■ What is required:
Your task is to transcribe all of the data below exactly, omitting the images.

■ Exercise data:
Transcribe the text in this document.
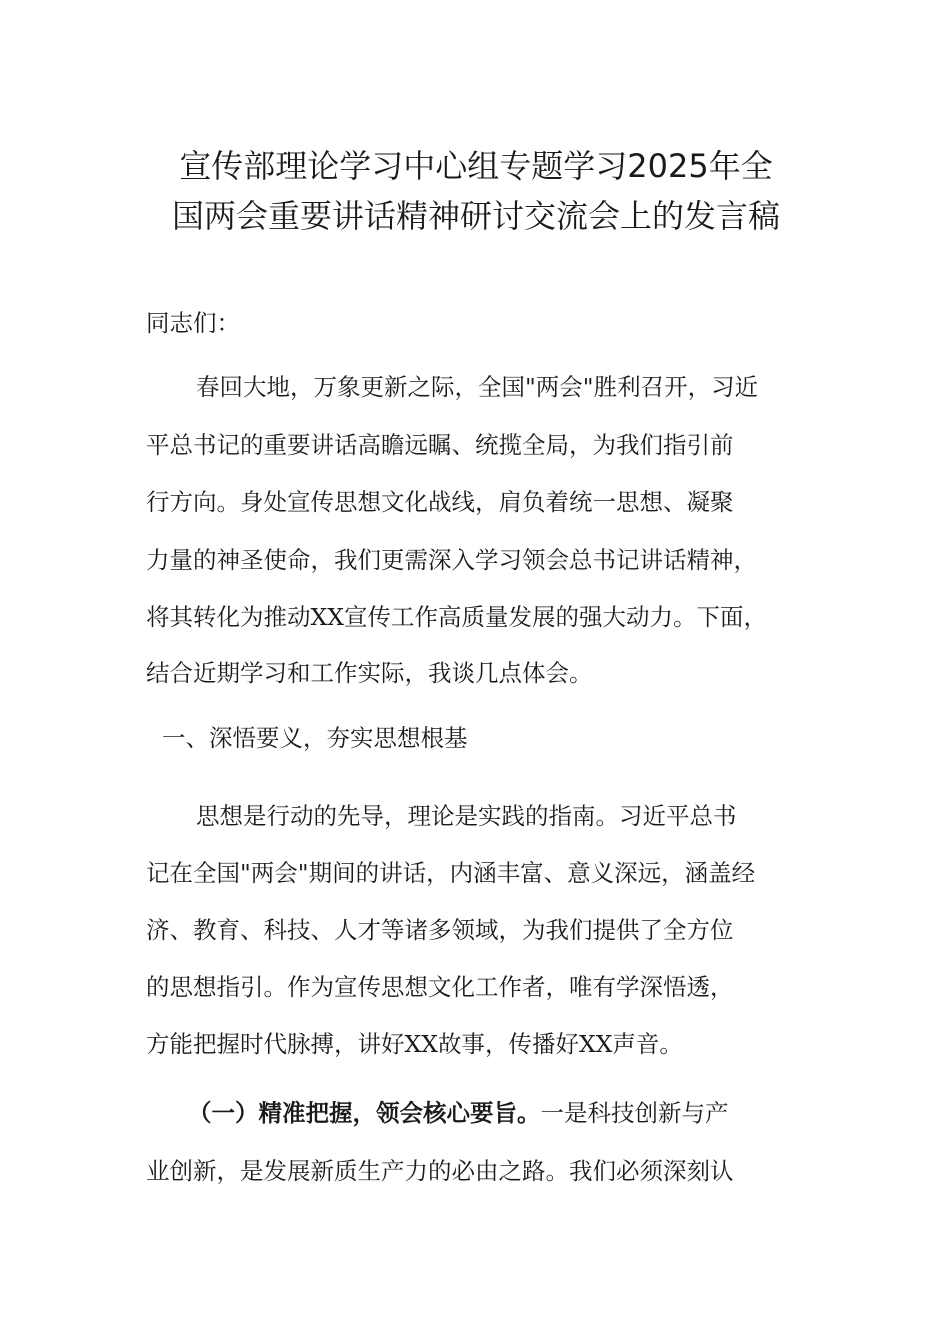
宣传部理论学习中心组专题学习2025年全
国两会重要讲话精神研讨交流会上的发言稿
同志们：
春回大地，万象更新之际，全国"两会"胜利召开，习近
平总书记的重要讲话高瞻远瞩、统揽全局，为我们指引前
行方向。身处宣传思想文化战线，肩负着统一思想、凝聚
力量的神圣使命，我们更需深入学习领会总书记讲话精神，
将其转化为推动XX宣传工作高质量发展的强大动力。下面，
结合近期学习和工作实际，我谈几点体会。
一、深悟要义，夯实思想根基
思想是行动的先导，理论是实践的指南。习近平总书
记在全国"两会"期间的讲话，内涵丰富、意义深远，涵盖经
济、教育、科技、人才等诸多领域，为我们提供了全方位
的思想指引。作为宣传思想文化工作者，唯有学深悟透，
方能把握时代脉搏，讲好XX故事，传播好XX声音。
（一）精准把握，领会核心要旨。一是科技创新与产
业创新，是发展新质生产力的必由之路。我们必须深刻认
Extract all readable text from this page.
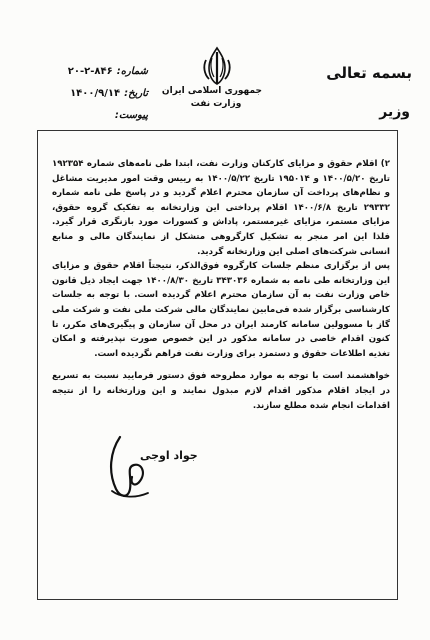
بسمه تعالی
وزیر
جمهوری اسلامی ایران
وزارت نفت
شماره:
۲۰-۲-۸۴۶
تاریخ:
۱۴۰۰/۹/۱۴
پیوست:

۲) اقلام حقوق و مزایای کارکنان وزارت نفت، ابتدا طی نامه‌های شماره ۱۹۲۳۵۴ تاریخ ۱۴۰۰/۵/۲۰ و ۱۹۵۰۱۴ تاریخ ۱۴۰۰/۵/۲۲ به رییس وقت امور مدیریت مشاغل و نظام‌های پرداخت آن سازمان محترم اعلام گردید و در پاسخ طی نامه شماره ۲۹۳۳۲ تاریخ ۱۴۰۰/۶/۸ اقلام پرداختی این وزارتخانه به تفکیک گروه حقوق، مزایای مستمر، مزایای غیرمستمر، پاداش و کسورات مورد بازنگری قرار گیرد. فلذا این امر منجر به تشکیل کارگروهی متشکل از نمایندگان مالی و منابع انسانی شرکت‌های اصلی این وزارتخانه گردید.

پس از برگزاری منظم جلسات کارگروه فوق‌الذکر، نتیجتاً اقلام حقوق و مزایای این وزارتخانه طی نامه به شماره ۳۴۳۰۳۶ تاریخ ۱۴۰۰/۸/۳۰ جهت ایجاد ذیل قانون خاص وزارت نفت به آن سازمان محترم اعلام گردیده است. با توجه به جلسات کارشناسی برگزار شده فی‌مابین نمایندگان مالی شرکت ملی نفت و شرکت ملی گاز با مسوولین سامانه کارمند ایران در محل آن سازمان و پیگیری‌های مکرر، تا کنون اقدام خاصی در سامانه مذکور در این خصوص صورت نپذیرفته و امکان تغذیه اطلاعات حقوق و دستمزد برای وزارت نفت فراهم نگردیده است.

خواهشمند است با توجه به موارد مطروحه فوق دستور فرمایید نسبت به تسریع در ایجاد اقلام مذکور اقدام لازم مبذول نمایند و این وزارتخانه را از نتیجه اقدامات انجام شده مطلع سازند.

جواد اوجی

■ Final answer:
Transcribe the text in this document.
宣传部理论学习中心组专题学习2025年全
国两会重要讲话精神研讨交流会上的发言稿
同志们：
春回大地，万象更新之际，全国"两会"胜利召开，习近
平总书记的重要讲话高瞻远瞩、统揽全局，为我们指引前
行方向。身处宣传思想文化战线，肩负着统一思想、凝聚
力量的神圣使命，我们更需深入学习领会总书记讲话精神，
将其转化为推动XX宣传工作高质量发展的强大动力。下面，
结合近期学习和工作实际，我谈几点体会。
一、深悟要义，夯实思想根基
思想是行动的先导，理论是实践的指南。习近平总书
记在全国"两会"期间的讲话，内涵丰富、意义深远，涵盖经
济、教育、科技、人才等诸多领域，为我们提供了全方位
的思想指引。作为宣传思想文化工作者，唯有学深悟透，
方能把握时代脉搏，讲好XX故事，传播好XX声音。
（一）精准把握，领会核心要旨。一是科技创新与产
业创新，是发展新质生产力的必由之路。我们必须深刻认
Extract all readable text from this page.
بسمه تعالی
وزیر
جمهوری اسلامی ایران
وزارت نفت
شماره:
۲۰-۲-۸۴۶
تاریخ:
۱۴۰۰/۹/۱۴
پیوست:

۲) اقلام حقوق و مزایای کارکنان وزارت نفت، ابتدا طی نامه‌های شماره ۱۹۲۳۵۴ تاریخ ۱۴۰۰/۵/۲۰ و ۱۹۵۰۱۴ تاریخ ۱۴۰۰/۵/۲۲ به رییس وقت امور مدیریت مشاغل و نظام‌های پرداخت آن سازمان محترم اعلام گردید و در پاسخ طی نامه شماره ۲۹۳۳۲ تاریخ ۱۴۰۰/۶/۸ اقلام پرداختی این وزارتخانه به تفکیک گروه حقوق، مزایای مستمر، مزایای غیرمستمر، پاداش و کسورات مورد بازنگری قرار گیرد. فلذا این امر منجر به تشکیل کارگروهی متشکل از نمایندگان مالی و منابع انسانی شرکت‌های اصلی این وزارتخانه گردید.

پس از برگزاری منظم جلسات کارگروه فوق‌الذکر، نتیجتاً اقلام حقوق و مزایای این وزارتخانه طی نامه به شماره ۳۴۳۰۳۶ تاریخ ۱۴۰۰/۸/۳۰ جهت ایجاد ذیل قانون خاص وزارت نفت به آن سازمان محترم اعلام گردیده است. با توجه به جلسات کارشناسی برگزار شده فی‌مابین نمایندگان مالی شرکت ملی نفت و شرکت ملی گاز با مسوولین سامانه کارمند ایران در محل آن سازمان و پیگیری‌های مکرر، تا کنون اقدام خاصی در سامانه مذکور در این خصوص صورت نپذیرفته و امکان تغذیه اطلاعات حقوق و دستمزد برای وزارت نفت فراهم نگردیده است.

خواهشمند است با توجه به موارد مطروحه فوق دستور فرمایید نسبت به تسریع در ایجاد اقلام مذکور اقدام لازم مبذول نمایند و این وزارتخانه را از نتیجه اقدامات انجام شده مطلع سازند.

جواد اوجی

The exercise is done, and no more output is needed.